### Task instructions
Retype the listing that follows, exactly as written.

>> START

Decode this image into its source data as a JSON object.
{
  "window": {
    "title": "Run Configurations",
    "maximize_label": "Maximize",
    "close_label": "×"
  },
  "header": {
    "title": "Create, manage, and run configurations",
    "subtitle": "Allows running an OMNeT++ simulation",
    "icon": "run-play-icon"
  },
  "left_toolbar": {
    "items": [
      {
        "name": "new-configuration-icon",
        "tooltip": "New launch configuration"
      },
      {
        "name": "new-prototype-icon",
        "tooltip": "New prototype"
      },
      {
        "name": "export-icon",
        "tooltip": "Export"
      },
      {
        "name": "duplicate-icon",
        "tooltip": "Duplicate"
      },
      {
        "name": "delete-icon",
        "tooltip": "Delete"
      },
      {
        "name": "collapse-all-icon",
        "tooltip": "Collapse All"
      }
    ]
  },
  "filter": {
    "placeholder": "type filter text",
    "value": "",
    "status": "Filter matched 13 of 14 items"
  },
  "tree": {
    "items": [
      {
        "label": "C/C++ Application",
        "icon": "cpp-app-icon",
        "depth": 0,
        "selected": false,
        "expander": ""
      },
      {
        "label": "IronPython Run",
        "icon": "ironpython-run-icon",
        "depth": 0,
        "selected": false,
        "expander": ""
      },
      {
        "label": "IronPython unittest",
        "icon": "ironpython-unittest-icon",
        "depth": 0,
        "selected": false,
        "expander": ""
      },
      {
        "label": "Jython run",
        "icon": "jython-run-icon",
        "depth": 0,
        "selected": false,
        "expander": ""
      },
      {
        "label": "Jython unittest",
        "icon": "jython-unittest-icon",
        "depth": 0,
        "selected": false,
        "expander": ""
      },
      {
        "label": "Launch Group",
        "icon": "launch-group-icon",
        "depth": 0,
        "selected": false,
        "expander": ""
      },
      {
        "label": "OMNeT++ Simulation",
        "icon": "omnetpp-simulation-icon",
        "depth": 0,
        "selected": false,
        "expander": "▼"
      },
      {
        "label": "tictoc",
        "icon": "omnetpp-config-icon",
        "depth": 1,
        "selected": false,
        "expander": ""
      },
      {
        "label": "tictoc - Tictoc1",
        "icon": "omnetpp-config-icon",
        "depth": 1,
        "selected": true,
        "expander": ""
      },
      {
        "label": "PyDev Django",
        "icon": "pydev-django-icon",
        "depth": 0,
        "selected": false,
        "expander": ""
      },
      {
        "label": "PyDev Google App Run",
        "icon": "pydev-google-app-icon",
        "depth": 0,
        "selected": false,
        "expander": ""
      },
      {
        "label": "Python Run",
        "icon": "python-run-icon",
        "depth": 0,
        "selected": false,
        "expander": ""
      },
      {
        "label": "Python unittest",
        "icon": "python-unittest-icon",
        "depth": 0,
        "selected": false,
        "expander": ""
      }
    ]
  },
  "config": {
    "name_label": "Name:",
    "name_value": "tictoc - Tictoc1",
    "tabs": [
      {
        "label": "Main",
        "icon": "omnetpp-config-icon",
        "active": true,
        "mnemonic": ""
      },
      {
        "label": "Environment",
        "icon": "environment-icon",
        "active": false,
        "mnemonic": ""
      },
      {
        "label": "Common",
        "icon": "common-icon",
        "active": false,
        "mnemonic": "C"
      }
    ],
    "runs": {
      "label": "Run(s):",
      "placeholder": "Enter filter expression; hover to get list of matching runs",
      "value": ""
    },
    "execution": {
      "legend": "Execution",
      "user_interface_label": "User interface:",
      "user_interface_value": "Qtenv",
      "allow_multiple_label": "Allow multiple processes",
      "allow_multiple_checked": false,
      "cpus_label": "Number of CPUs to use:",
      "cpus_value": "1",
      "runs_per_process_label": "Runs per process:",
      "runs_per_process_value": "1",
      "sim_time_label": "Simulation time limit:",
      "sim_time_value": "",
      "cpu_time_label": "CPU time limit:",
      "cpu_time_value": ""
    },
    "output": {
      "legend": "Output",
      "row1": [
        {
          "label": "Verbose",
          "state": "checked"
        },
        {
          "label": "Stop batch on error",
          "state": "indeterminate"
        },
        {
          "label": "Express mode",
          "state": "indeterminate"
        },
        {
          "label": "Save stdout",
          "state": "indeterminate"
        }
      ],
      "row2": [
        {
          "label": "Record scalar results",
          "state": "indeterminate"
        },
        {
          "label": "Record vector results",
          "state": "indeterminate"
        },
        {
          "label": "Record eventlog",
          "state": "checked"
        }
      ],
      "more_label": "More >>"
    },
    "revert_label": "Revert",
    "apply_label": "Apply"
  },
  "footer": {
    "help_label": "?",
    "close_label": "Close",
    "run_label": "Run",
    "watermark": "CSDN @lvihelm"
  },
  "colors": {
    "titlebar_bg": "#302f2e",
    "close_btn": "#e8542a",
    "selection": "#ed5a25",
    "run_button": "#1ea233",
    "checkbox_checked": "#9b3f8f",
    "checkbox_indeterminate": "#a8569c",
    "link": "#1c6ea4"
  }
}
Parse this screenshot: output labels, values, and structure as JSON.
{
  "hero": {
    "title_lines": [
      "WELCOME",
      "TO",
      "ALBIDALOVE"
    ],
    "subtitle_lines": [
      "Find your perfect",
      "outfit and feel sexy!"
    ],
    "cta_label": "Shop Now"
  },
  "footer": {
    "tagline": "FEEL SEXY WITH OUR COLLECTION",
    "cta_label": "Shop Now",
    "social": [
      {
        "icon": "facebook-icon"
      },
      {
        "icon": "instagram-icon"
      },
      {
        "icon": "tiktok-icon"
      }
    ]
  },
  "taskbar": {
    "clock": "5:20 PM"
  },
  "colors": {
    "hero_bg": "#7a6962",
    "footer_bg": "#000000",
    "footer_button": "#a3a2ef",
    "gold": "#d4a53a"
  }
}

>> END

### Written reply
Decode this image into its source data as a JSON object.
{
  "window": {
    "title": "Run Configurations",
    "maximize_label": "Maximize",
    "close_label": "×"
  },
  "header": {
    "title": "Create, manage, and run configurations",
    "subtitle": "Allows running an OMNeT++ simulation",
    "icon": "run-play-icon"
  },
  "left_toolbar": {
    "items": [
      {
        "name": "new-configuration-icon",
        "tooltip": "New launch configuration"
      },
      {
        "name": "new-prototype-icon",
        "tooltip": "New prototype"
      },
      {
        "name": "export-icon",
        "tooltip": "Export"
      },
      {
        "name": "duplicate-icon",
        "tooltip": "Duplicate"
      },
      {
        "name": "delete-icon",
        "tooltip": "Delete"
      },
      {
        "name": "collapse-all-icon",
        "tooltip": "Collapse All"
      }
    ]
  },
  "filter": {
    "placeholder": "type filter text",
    "value": "",
    "status": "Filter matched 13 of 14 items"
  },
  "tree": {
    "items": [
      {
        "label": "C/C++ Application",
        "icon": "cpp-app-icon",
        "depth": 0,
        "selected": false,
        "expander": ""
      },
      {
        "label": "IronPython Run",
        "icon": "ironpython-run-icon",
        "depth": 0,
        "selected": false,
        "expander": ""
      },
      {
        "label": "IronPython unittest",
        "icon": "ironpython-unittest-icon",
        "depth": 0,
        "selected": false,
        "expander": ""
      },
      {
        "label": "Jython run",
        "icon": "jython-run-icon",
        "depth": 0,
        "selected": false,
        "expander": ""
      },
      {
        "label": "Jython unittest",
        "icon": "jython-unittest-icon",
        "depth": 0,
        "selected": false,
        "expander": ""
      },
      {
        "label": "Launch Group",
        "icon": "launch-group-icon",
        "depth": 0,
        "selected": false,
        "expander": ""
      },
      {
        "label": "OMNeT++ Simulation",
        "icon": "omnetpp-simulation-icon",
        "depth": 0,
        "selected": false,
        "expander": "▼"
      },
      {
        "label": "tictoc",
        "icon": "omnetpp-config-icon",
        "depth": 1,
        "selected": false,
        "expander": ""
      },
      {
        "label": "tictoc - Tictoc1",
        "icon": "omnetpp-config-icon",
        "depth": 1,
        "selected": true,
        "expander": ""
      },
      {
        "label": "PyDev Django",
        "icon": "pydev-django-icon",
        "depth": 0,
        "selected": false,
        "expander": ""
      },
      {
        "label": "PyDev Google App Run",
        "icon": "pydev-google-app-icon",
        "depth": 0,
        "selected": false,
        "expander": ""
      },
      {
        "label": "Python Run",
        "icon": "python-run-icon",
        "depth": 0,
        "selected": false,
        "expander": ""
      },
      {
        "label": "Python unittest",
        "icon": "python-unittest-icon",
        "depth": 0,
        "selected": false,
        "expander": ""
      }
    ]
  },
  "config": {
    "name_label": "Name:",
    "name_value": "tictoc - Tictoc1",
    "tabs": [
      {
        "label": "Main",
        "icon": "omnetpp-config-icon",
        "active": true,
        "mnemonic": ""
      },
      {
        "label": "Environment",
        "icon": "environment-icon",
        "active": false,
        "mnemonic": ""
      },
      {
        "label": "Common",
        "icon": "common-icon",
        "active": false,
        "mnemonic": "C"
      }
    ],
    "runs": {
      "label": "Run(s):",
      "placeholder": "Enter filter expression; hover to get list of matching runs",
      "value": ""
    },
    "execution": {
      "legend": "Execution",
      "user_interface_label": "User interface:",
      "user_interface_value": "Qtenv",
      "allow_multiple_label": "Allow multiple processes",
      "allow_multiple_checked": false,
      "cpus_label": "Number of CPUs to use:",
      "cpus_value": "1",
      "runs_per_process_label": "Runs per process:",
      "runs_per_process_value": "1",
      "sim_time_label": "Simulation time limit:",
      "sim_time_value": "",
      "cpu_time_label": "CPU time limit:",
      "cpu_time_value": ""
    },
    "output": {
      "legend": "Output",
      "row1": [
        {
          "label": "Verbose",
          "state": "checked"
        },
        {
          "label": "Stop batch on error",
          "state": "indeterminate"
        },
        {
          "label": "Express mode",
          "state": "indeterminate"
        },
        {
          "label": "Save stdout",
          "state": "indeterminate"
        }
      ],
      "row2": [
        {
          "label": "Record scalar results",
          "state": "indeterminate"
        },
        {
          "label": "Record vector results",
          "state": "indeterminate"
        },
        {
          "label": "Record eventlog",
          "state": "checked"
        }
      ],
      "more_label": "More >>"
    },
    "revert_label": "Revert",
    "apply_label": "Apply"
  },
  "footer": {
    "help_label": "?",
    "close_label": "Close",
    "run_label": "Run",
    "watermark": "CSDN @lvihelm"
  },
  "colors": {
    "titlebar_bg": "#302f2e",
    "close_btn": "#e8542a",
    "selection": "#ed5a25",
    "run_button": "#1ea233",
    "checkbox_checked": "#9b3f8f",
    "checkbox_indeterminate": "#a8569c",
    "link": "#1c6ea4"
  }
}
Parse this screenshot: output labels, values, and structure as JSON.
{
  "hero": {
    "title_lines": [
      "WELCOME",
      "TO",
      "ALBIDALOVE"
    ],
    "subtitle_lines": [
      "Find your perfect",
      "outfit and feel sexy!"
    ],
    "cta_label": "Shop Now"
  },
  "footer": {
    "tagline": "FEEL SEXY WITH OUR COLLECTION",
    "cta_label": "Shop Now",
    "social": [
      {
        "icon": "facebook-icon"
      },
      {
        "icon": "instagram-icon"
      },
      {
        "icon": "tiktok-icon"
      }
    ]
  },
  "taskbar": {
    "clock": "5:20 PM"
  },
  "colors": {
    "hero_bg": "#7a6962",
    "footer_bg": "#000000",
    "footer_button": "#a3a2ef",
    "gold": "#d4a53a"
  }
}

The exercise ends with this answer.